_Required work:_ Which lines in the material below contain the word "relative"? Copy each of them.

_A block of data:_
========================================
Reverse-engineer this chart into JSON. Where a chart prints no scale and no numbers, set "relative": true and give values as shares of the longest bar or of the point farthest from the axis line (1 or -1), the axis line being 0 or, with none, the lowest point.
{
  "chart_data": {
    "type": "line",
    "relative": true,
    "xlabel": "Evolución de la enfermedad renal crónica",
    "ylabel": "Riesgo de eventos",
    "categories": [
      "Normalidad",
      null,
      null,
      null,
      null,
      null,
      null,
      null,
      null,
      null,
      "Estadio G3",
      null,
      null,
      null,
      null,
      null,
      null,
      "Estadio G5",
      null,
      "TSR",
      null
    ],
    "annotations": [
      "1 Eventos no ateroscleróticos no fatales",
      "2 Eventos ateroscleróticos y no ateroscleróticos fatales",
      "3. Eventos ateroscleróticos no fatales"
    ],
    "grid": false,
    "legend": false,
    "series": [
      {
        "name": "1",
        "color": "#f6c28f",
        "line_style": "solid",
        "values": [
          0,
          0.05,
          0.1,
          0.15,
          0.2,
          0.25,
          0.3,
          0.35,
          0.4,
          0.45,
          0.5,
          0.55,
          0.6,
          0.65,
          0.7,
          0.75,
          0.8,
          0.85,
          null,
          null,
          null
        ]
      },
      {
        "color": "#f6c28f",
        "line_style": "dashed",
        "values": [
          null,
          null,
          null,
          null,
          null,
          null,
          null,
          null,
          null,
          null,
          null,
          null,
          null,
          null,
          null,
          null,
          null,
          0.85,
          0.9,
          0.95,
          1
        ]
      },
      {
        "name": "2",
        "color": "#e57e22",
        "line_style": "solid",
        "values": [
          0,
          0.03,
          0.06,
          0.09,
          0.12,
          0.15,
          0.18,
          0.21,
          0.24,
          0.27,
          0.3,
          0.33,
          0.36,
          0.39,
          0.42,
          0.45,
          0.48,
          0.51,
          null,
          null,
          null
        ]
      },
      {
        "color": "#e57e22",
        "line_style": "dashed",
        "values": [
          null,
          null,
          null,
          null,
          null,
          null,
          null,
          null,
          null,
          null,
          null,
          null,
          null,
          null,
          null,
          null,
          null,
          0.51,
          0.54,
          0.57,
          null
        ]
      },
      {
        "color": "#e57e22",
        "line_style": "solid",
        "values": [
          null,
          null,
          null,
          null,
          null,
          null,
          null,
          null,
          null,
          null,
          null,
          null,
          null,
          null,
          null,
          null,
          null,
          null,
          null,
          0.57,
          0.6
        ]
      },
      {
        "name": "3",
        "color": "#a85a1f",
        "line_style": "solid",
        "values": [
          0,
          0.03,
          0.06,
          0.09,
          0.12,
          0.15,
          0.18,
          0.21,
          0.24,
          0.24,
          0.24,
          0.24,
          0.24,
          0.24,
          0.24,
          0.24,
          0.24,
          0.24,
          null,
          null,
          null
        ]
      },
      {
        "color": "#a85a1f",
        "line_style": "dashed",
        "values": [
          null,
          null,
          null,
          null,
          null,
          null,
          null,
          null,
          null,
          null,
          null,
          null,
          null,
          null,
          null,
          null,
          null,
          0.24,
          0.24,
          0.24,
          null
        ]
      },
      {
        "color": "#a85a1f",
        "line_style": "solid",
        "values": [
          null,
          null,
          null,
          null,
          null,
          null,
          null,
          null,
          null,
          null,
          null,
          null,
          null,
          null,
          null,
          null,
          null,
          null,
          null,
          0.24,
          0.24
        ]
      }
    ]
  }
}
========================================
_Result of this exercise:_
Reverse-engineer this chart into JSON. Where a chart prints no scale and no numbers, set "relative": true and give values as shares of the longest bar or of the point farthest from the axis line (1 or -1), the axis line being 0 or, with none, the lowest point.
    "relative": true,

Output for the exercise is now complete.